> _Exercise inputs_

--- --- ---

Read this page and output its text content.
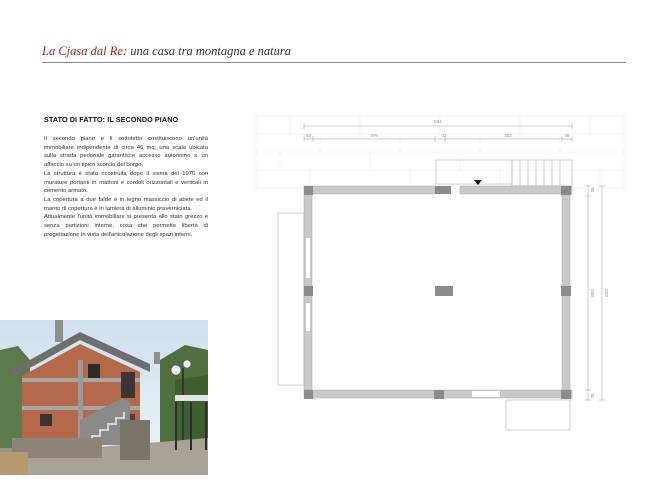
La Cjasa dal Re: una casa tra montagna e natura
STATO DI FATTO: IL SECONDO PIANO

Il secondo piano e il sottotetto costituiscono un'unità immobiliare indipendente di circa 46 mq; una scala ubicata sulla strada pedonale garantisce accesso autonomo e un affaccio su un tipico scorcio del borgo.

La struttura è stata ricostruita dopo il sisma del 1976 con murature portanti in mattoni e cordoli orizzontali e verticali in cemento armato.

La copertura a due falde è in legno massiccio di abete ed il manto di copertura è in lamiera di alluminio preverniciata.

Attualmente l'unità immobiliare si presenta allo stato grezzo e senza partizioni interne, cosa che permette libertà di progettazione in vista dell'articolazione degli spazi interni.

834
33	376	33	322	46
35
603 633
25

--- --- ---

> _Set exercise_
Extract all the data above exactly, excluding every picture.

> _Task response_
Read this page and output its text content.
La Cjasa dal Re: una casa tra montagna e natura
STATO DI FATTO: IL SECONDO PIANO

Il secondo piano e il sottotetto costituiscono un'unità immobiliare indipendente di circa 46 mq; una scala ubicata sulla strada pedonale garantisce accesso autonomo e un affaccio su un tipico scorcio del borgo.

La struttura è stata ricostruita dopo il sisma del 1976 con murature portanti in mattoni e cordoli orizzontali e verticali in cemento armato.

La copertura a due falde è in legno massiccio di abete ed il manto di copertura è in lamiera di alluminio preverniciata.

Attualmente l'unità immobiliare si presenta allo stato grezzo e senza partizioni interne, cosa che permette libertà di progettazione in vista dell'articolazione degli spazi interni.

834
33	376	33	322	46
35
603 633
25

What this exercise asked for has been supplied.